**What is needed**: Format the material as a numbered list, from its first line through the line containing "- calendar-event[interactable]: ۸:۰۰ ارسال", both included. Omit any blank lines.

——————

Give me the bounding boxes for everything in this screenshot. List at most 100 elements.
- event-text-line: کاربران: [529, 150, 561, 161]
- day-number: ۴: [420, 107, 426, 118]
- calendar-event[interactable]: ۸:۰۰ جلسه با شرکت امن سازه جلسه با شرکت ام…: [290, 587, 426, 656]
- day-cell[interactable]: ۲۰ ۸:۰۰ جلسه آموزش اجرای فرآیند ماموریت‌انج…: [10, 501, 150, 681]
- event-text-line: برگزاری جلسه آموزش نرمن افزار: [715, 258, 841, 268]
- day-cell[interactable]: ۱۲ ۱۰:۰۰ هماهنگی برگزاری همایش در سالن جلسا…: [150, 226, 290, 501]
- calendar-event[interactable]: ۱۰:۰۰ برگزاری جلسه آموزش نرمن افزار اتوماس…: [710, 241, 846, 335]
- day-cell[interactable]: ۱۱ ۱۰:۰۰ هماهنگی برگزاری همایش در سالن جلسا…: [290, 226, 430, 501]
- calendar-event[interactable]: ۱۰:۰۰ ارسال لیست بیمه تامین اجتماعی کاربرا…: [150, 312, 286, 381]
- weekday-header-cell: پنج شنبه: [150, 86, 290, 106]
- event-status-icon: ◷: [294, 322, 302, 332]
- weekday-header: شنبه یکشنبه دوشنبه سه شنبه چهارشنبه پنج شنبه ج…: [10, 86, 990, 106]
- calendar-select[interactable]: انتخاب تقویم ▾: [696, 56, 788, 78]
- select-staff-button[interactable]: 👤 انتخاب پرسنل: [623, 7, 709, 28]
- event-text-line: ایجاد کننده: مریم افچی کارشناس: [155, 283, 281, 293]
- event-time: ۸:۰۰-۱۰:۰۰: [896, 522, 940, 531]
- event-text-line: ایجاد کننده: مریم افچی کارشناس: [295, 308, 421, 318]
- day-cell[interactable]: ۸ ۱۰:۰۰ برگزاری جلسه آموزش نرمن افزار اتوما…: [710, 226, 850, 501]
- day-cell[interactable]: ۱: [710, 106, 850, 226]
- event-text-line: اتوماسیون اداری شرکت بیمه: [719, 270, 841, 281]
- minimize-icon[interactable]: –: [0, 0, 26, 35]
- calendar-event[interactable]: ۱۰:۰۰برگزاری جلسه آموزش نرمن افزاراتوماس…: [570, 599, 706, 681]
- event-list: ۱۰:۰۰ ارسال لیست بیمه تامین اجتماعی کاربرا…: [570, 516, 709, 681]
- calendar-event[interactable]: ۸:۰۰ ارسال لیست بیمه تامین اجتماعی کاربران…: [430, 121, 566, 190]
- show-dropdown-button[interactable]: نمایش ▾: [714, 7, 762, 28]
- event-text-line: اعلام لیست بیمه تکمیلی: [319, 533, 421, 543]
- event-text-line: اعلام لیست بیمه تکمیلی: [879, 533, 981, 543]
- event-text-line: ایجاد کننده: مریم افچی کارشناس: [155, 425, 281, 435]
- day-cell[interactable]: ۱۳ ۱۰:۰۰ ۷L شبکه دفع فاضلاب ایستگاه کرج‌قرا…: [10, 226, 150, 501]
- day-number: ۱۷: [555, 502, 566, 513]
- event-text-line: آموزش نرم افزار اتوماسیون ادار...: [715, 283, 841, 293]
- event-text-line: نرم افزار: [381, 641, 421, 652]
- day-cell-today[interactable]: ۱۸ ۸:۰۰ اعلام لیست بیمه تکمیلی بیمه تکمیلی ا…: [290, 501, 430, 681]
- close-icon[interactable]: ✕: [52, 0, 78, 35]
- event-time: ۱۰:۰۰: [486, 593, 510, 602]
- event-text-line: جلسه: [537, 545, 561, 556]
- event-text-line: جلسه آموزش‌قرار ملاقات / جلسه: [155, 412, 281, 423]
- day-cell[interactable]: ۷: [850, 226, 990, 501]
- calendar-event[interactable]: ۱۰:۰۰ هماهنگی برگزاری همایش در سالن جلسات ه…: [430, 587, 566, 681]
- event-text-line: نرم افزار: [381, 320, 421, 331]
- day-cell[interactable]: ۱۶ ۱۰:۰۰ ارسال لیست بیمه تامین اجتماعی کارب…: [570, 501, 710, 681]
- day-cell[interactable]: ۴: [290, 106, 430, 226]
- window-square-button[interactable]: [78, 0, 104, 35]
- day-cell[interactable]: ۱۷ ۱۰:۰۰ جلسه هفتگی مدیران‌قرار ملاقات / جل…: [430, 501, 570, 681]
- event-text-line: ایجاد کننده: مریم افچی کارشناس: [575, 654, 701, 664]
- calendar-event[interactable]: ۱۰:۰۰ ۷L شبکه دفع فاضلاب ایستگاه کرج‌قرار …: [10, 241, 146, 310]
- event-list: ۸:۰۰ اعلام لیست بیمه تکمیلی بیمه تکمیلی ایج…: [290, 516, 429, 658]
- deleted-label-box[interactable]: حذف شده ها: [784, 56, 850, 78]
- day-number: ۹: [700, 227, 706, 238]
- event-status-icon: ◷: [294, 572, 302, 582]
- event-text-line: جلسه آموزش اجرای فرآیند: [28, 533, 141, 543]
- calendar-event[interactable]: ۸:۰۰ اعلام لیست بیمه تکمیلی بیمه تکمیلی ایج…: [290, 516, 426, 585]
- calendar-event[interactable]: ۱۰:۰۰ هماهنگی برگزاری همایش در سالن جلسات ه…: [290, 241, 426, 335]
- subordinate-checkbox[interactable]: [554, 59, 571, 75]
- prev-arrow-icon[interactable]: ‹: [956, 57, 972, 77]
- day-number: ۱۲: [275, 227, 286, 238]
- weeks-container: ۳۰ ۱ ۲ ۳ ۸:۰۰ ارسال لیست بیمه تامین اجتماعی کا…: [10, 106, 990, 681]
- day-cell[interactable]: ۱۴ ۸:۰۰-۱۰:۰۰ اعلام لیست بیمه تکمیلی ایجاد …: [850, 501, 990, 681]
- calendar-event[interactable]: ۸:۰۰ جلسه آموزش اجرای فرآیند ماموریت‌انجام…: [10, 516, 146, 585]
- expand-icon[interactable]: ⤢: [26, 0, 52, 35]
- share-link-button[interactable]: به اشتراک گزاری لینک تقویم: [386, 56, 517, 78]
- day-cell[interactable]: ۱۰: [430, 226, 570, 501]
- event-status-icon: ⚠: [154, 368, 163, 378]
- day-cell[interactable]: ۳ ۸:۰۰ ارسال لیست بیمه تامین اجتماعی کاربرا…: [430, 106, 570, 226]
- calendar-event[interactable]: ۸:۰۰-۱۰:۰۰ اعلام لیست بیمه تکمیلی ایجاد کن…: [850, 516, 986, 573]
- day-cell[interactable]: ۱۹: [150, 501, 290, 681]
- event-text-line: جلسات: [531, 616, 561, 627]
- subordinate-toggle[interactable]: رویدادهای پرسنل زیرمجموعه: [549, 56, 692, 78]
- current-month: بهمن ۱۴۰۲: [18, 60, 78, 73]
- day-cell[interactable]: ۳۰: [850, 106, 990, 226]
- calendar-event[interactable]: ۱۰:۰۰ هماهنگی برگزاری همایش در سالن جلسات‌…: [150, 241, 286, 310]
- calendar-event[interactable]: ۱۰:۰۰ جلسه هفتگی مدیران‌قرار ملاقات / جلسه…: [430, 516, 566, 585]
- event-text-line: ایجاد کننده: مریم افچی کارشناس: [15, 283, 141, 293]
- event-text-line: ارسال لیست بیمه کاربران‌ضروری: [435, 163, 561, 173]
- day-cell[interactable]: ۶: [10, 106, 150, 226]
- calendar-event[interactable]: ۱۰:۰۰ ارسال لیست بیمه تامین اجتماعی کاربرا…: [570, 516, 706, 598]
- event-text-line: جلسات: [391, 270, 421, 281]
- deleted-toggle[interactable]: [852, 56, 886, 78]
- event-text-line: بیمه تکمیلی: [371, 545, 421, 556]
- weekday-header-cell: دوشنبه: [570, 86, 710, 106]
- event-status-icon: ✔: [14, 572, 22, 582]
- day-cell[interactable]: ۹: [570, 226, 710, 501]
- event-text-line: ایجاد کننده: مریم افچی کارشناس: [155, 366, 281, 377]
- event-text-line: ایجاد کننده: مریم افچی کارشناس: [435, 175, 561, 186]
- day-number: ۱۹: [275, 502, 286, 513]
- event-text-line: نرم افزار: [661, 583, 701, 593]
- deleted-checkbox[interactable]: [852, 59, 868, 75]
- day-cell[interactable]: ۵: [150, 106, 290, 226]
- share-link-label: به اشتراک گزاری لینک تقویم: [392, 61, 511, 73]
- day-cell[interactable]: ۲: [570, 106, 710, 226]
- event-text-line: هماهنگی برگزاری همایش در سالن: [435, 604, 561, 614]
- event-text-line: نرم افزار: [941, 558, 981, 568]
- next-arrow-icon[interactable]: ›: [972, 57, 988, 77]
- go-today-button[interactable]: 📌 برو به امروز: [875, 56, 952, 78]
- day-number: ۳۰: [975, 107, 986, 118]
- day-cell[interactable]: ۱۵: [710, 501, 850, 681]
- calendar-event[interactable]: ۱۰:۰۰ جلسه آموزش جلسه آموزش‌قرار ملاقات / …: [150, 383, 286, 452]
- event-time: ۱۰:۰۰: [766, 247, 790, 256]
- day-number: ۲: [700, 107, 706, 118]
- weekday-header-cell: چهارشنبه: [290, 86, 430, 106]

——————

**The result**:
1. Give me the bounding boxes for everything in this screenshot. List at most 100 elements.
2. - event-text-line: کاربران: [529, 150, 561, 161]
3. - day-number: ۴: [420, 107, 426, 118]
4. - calendar-event[interactable]: ۸:۰۰ جلسه با شرکت امن سازه جلسه با شرکت ام…: [290, 587, 426, 656]
5. - day-cell[interactable]: ۲۰ ۸:۰۰ جلسه آموزش اجرای فرآیند ماموریت‌انج…: [10, 501, 150, 681]
6. - event-text-line: برگزاری جلسه آموزش نرمن افزار: [715, 258, 841, 268]
7. - day-cell[interactable]: ۱۲ ۱۰:۰۰ هماهنگی برگزاری همایش در سالن جلسا…: [150, 226, 290, 501]
8. - calendar-event[interactable]: ۱۰:۰۰ برگزاری جلسه آموزش نرمن افزار اتوماس…: [710, 241, 846, 335]
9. - day-cell[interactable]: ۱۱ ۱۰:۰۰ هماهنگی برگزاری همایش در سالن جلسا…: [290, 226, 430, 501]
10. - calendar-event[interactable]: ۱۰:۰۰ ارسال لیست بیمه تامین اجتماعی کاربرا…: [150, 312, 286, 381]
11. - weekday-header-cell: پنج شنبه: [150, 86, 290, 106]
12. - event-status-icon: ◷: [294, 322, 302, 332]
13. - weekday-header: شنبه یکشنبه دوشنبه سه شنبه چهارشنبه پنج شنبه ج…: [10, 86, 990, 106]
14. - calendar-select[interactable]: انتخاب تقویم ▾: [696, 56, 788, 78]
15. - select-staff-button[interactable]: 👤 انتخاب پرسنل: [623, 7, 709, 28]
16. - event-text-line: ایجاد کننده: مریم افچی کارشناس: [155, 283, 281, 293]
17. - event-time: ۸:۰۰-۱۰:۰۰: [896, 522, 940, 531]
18. - event-text-line: ایجاد کننده: مریم افچی کارشناس: [295, 308, 421, 318]
19. - day-cell[interactable]: ۸ ۱۰:۰۰ برگزاری جلسه آموزش نرمن افزار اتوما…: [710, 226, 850, 501]
20. - day-cell[interactable]: ۱: [710, 106, 850, 226]
21. - event-text-line: اتوماسیون اداری شرکت بیمه: [719, 270, 841, 281]
22. - minimize-icon[interactable]: –: [0, 0, 26, 35]
23. - calendar-event[interactable]: ۱۰:۰۰برگزاری جلسه آموزش نرمن افزاراتوماس…: [570, 599, 706, 681]
24. - event-list: ۱۰:۰۰ ارسال لیست بیمه تامین اجتماعی کاربرا…: [570, 516, 709, 681]
25. - calendar-event[interactable]: ۸:۰۰ ارسال لیست بیمه تامین اجتماعی کاربران…: [430, 121, 566, 190]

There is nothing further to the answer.